### GIVEN REQUEST
In the listing below, locate the lines bearing the word "luôn". Copy every one of them.

### PROVIDED INFORMATION
——
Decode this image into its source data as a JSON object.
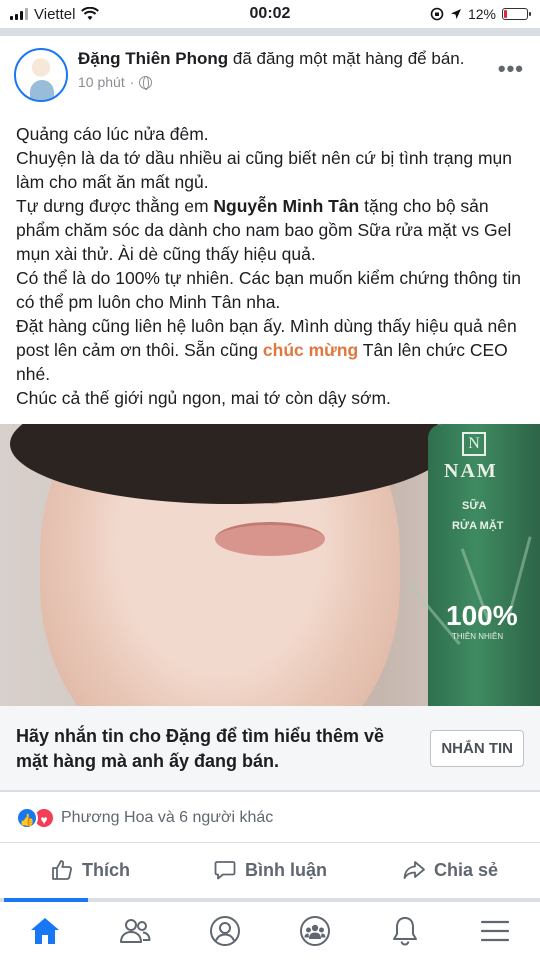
{
  "status_bar": {
    "carrier": "Viettel",
    "time": "00:02",
    "battery": "12%",
    "battery_level": 0.12
  },
  "post": {
    "author": "Đặng Thiên Phong",
    "action_text": "đã đăng một mặt hàng để bán.",
    "time_ago": "10 phút",
    "privacy_icon": "globe-icon",
    "more_icon": "more-icon",
    "body": {
      "line1": "Quảng cáo lúc nửa đêm.",
      "line2": "Chuyện là da tớ dầu nhiều ai cũng biết nên cứ bị tình trạng mụn làm cho mất ăn mất ngủ.",
      "line3_before": "Tự dưng được thằng em ",
      "line3_mention": "Nguyễn Minh Tân",
      "line3_after": " tặng cho bộ sản phẩm chăm sóc da dành cho nam bao gồm Sữa rửa mặt vs Gel mụn xài thử. Ài dè cũng thấy hiệu quả.",
      "line4": "Có thể là do 100% tự nhiên. Các bạn muốn kiểm chứng thông tin có thể pm luôn cho Minh Tân nha.",
      "line5_before": "Đặt hàng cũng liên hệ luôn bạn ấy. Mình dùng thấy hiệu quả nên post lên cảm ơn thôi. Sẵn cũng ",
      "line5_highlight": "chúc mừng",
      "line5_after": " Tân lên chức CEO nhé.",
      "line6": "Chúc cả thế giới ngủ ngon, mai tớ còn dậy sớm."
    },
    "product_image": {
      "brand_letter": "N",
      "brand": "NAM",
      "product_line1": "SỮA",
      "product_line2": "RỬA MẶT",
      "percent": "100%",
      "percent_sub": "THIÊN NHIÊN"
    },
    "cta": {
      "text": "Hãy nhắn tin cho Đặng để tìm hiểu thêm về mặt hàng mà anh ấy đang bán.",
      "button": "NHẮN TIN"
    },
    "reactions": {
      "text": "Phương Hoa và 6 người khác",
      "types": [
        "like",
        "love"
      ]
    },
    "actions": {
      "like": "Thích",
      "comment": "Bình luận",
      "share": "Chia sẻ"
    }
  },
  "bottom_nav": {
    "items": [
      "home-icon",
      "friends-icon",
      "profile-icon",
      "groups-icon",
      "notifications-icon",
      "menu-icon"
    ],
    "active": "home-icon",
    "accent_color": "#1877f2"
  }
}
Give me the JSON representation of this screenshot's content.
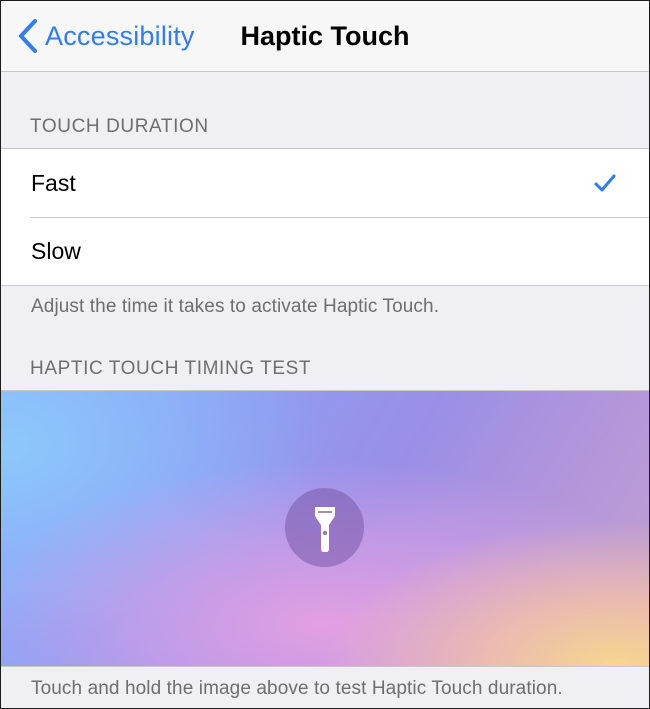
{
  "navbar": {
    "back_label": "Accessibility",
    "title": "Haptic Touch"
  },
  "touch_duration": {
    "header": "TOUCH DURATION",
    "options": [
      {
        "label": "Fast",
        "selected": true
      },
      {
        "label": "Slow",
        "selected": false
      }
    ],
    "footer": "Adjust the time it takes to activate Haptic Touch."
  },
  "timing_test": {
    "header": "HAPTIC TOUCH TIMING TEST",
    "icon": "flashlight-icon",
    "footer": "Touch and hold the image above to test Haptic Touch duration."
  },
  "colors": {
    "accent": "#2f7cf6",
    "background": "#efeff4",
    "secondary_text": "#6d6d72"
  }
}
——
### EXERCISE OUTPUT
      "line4": "Có thể là do 100% tự nhiên. Các bạn muốn kiểm chứng thông tin có thể pm luôn cho Minh Tân nha.",
      "line5_before": "Đặt hàng cũng liên hệ luôn bạn ấy. Mình dùng thấy hiệu quả nên post lên cảm ơn thôi. Sẵn cũng ",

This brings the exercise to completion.